Stored records

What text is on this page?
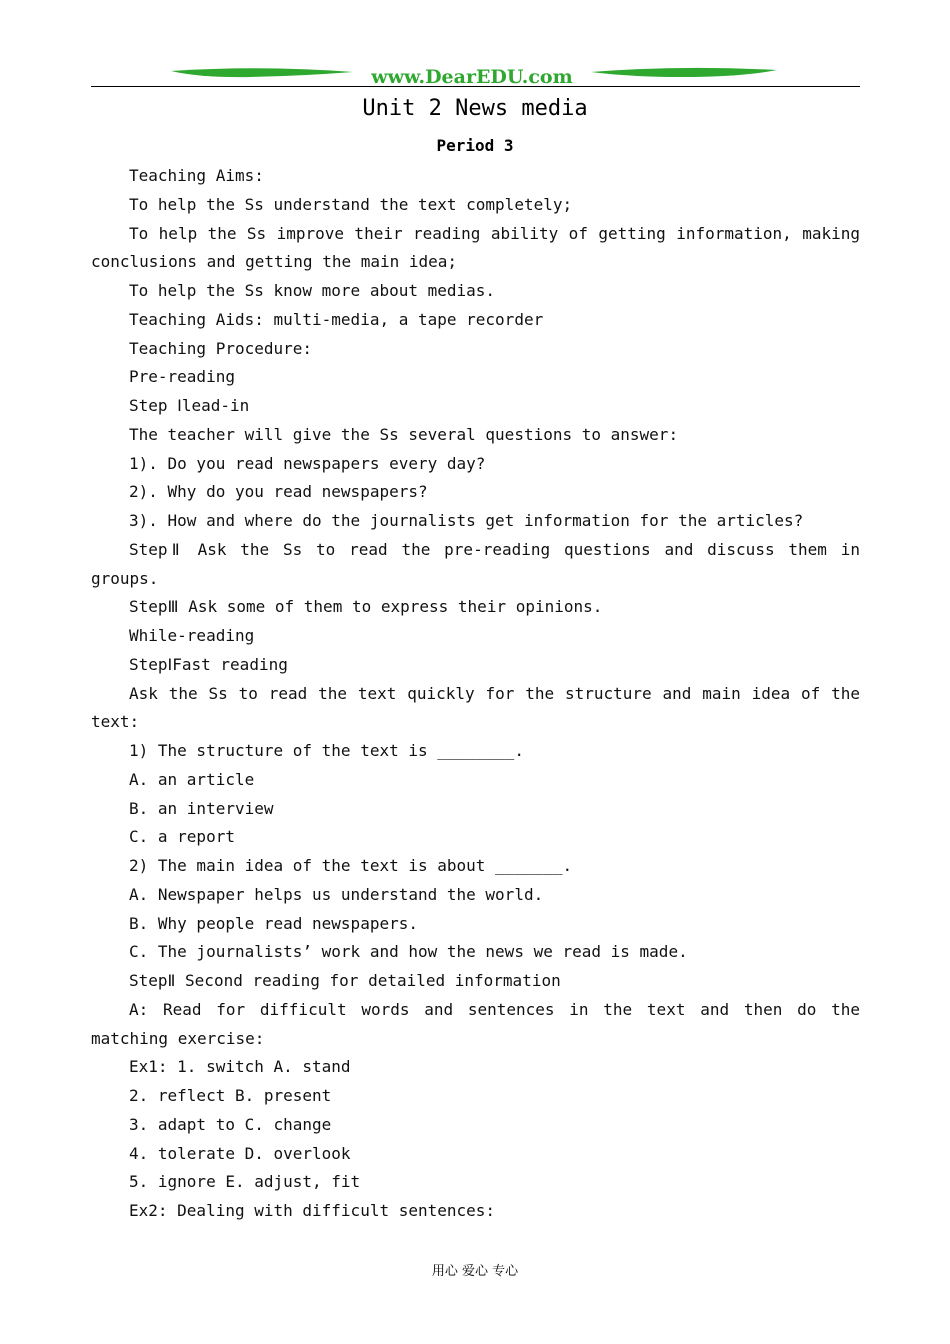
www.DearEDU.com
Unit 2 News media
Period 3
Teaching Aims:
To help the Ss understand the text completely;
To help the Ss improve their reading ability of getting information, making
conclusions and getting the main idea;
To help the Ss know more about medias.
Teaching Aids: multi-media, a tape recorder
Teaching Procedure:
Pre-reading
Step Ⅰlead-in
The teacher will give the Ss several questions to answer:
1). Do you read newspapers every day?
2). Why do you read newspapers?
3). How and where do the journalists get information for the articles?
StepⅡ Ask the Ss to read the pre-reading questions and discuss them in
groups.
StepⅢ Ask some of them to express their opinions.
While-reading
StepⅠFast reading
Ask the Ss to read the text quickly for the structure and main idea of the
text:
1) The structure of the text is ________.
A. an article
B. an interview
C. a report
2) The main idea of the text is about _______.
A. Newspaper helps us understand the world.
B. Why people read newspapers.
C. The journalists’ work and how the news we read is made.
StepⅡ Second reading for detailed information
A: Read for difficult words and sentences in the text and then do the
matching exercise:
Ex1: 1. switch A. stand
2. reflect B. present
3. adapt to C. change
4. tolerate D. overlook
5. ignore E. adjust, fit
Ex2: Dealing with difficult sentences:
用心 爱心 专心
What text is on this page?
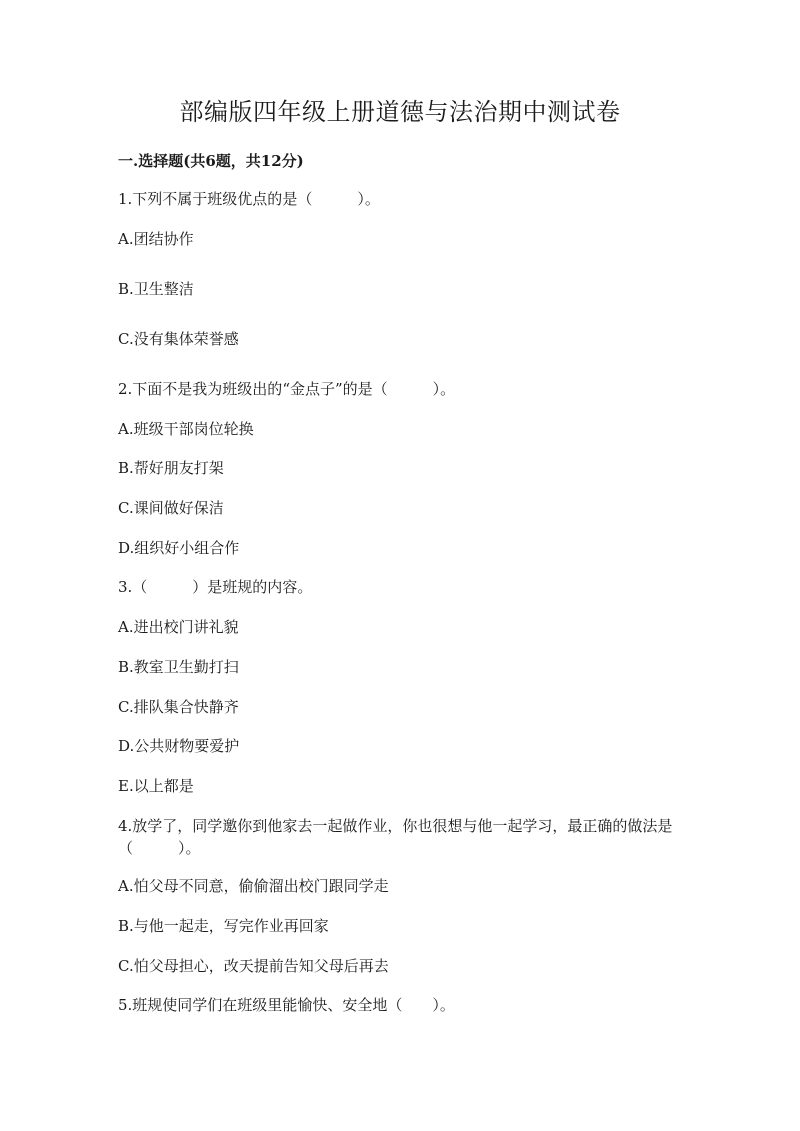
部编版四年级上册道德与法治期中测试卷

一.选择题(共6题，共12分)

1.下列不属于班级优点的是（　　　）。

A.团结协作

B.卫生整洁

C.没有集体荣誉感

2.下面不是我为班级出的“金点子”的是（　　　）。

A.班级干部岗位轮换

B.帮好朋友打架

C.课间做好保洁

D.组织好小组合作

3.（　　　）是班规的内容。

A.进出校门讲礼貌

B.教室卫生勤打扫

C.排队集合快静齐

D.公共财物要爱护

E.以上都是

4.放学了，同学邀你到他家去一起做作业，你也很想与他一起学习，最正确的做法是（　　　）。

A.怕父母不同意，偷偷溜出校门跟同学走

B.与他一起走，写完作业再回家

C.怕父母担心，改天提前告知父母后再去

5.班规使同学们在班级里能愉快、安全地（　　）。
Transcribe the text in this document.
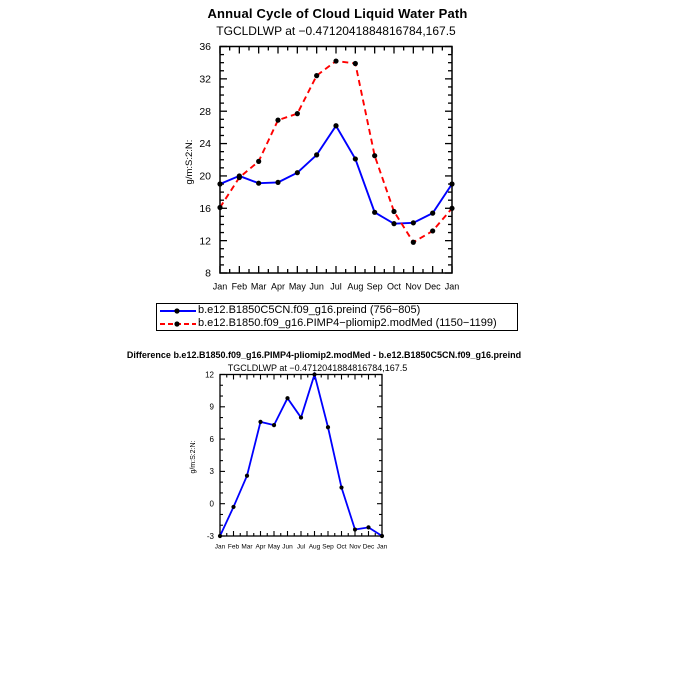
Annual Cycle of Cloud Liquid Water Path
TGCLDLWP at −0.4712041884816784,167.5
Jan Feb Mar Apr May Jun Jul Aug Sep Oct Nov Dec Jan
8
12
16
20
24
28
32
36
g/m:S:2:N:
Jan Feb Mar Apr May Jun Jul Aug Sep Oct Nov Dec Jan
-3
0
3
6
9
12
g/m:S:2:N:
b.e12.B1850C5CN.f09_g16.preind (756−805)
b.e12.B1850.f09_g16.PIMP4−pliomip2.modMed (1150−1199)
Difference b.e12.B1850.f09_g16.PIMP4-pliomip2.modMed - b.e12.B1850C5CN.f09_g16.preind
TGCLDLWP at −0.4712041884816784,167.5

• [Exercise]:
Collect each line of the entries that has the word "about", copying it in full.

• [Solution to this task]:
To help the Ss know more about medias.
2) The main idea of the text is about _______.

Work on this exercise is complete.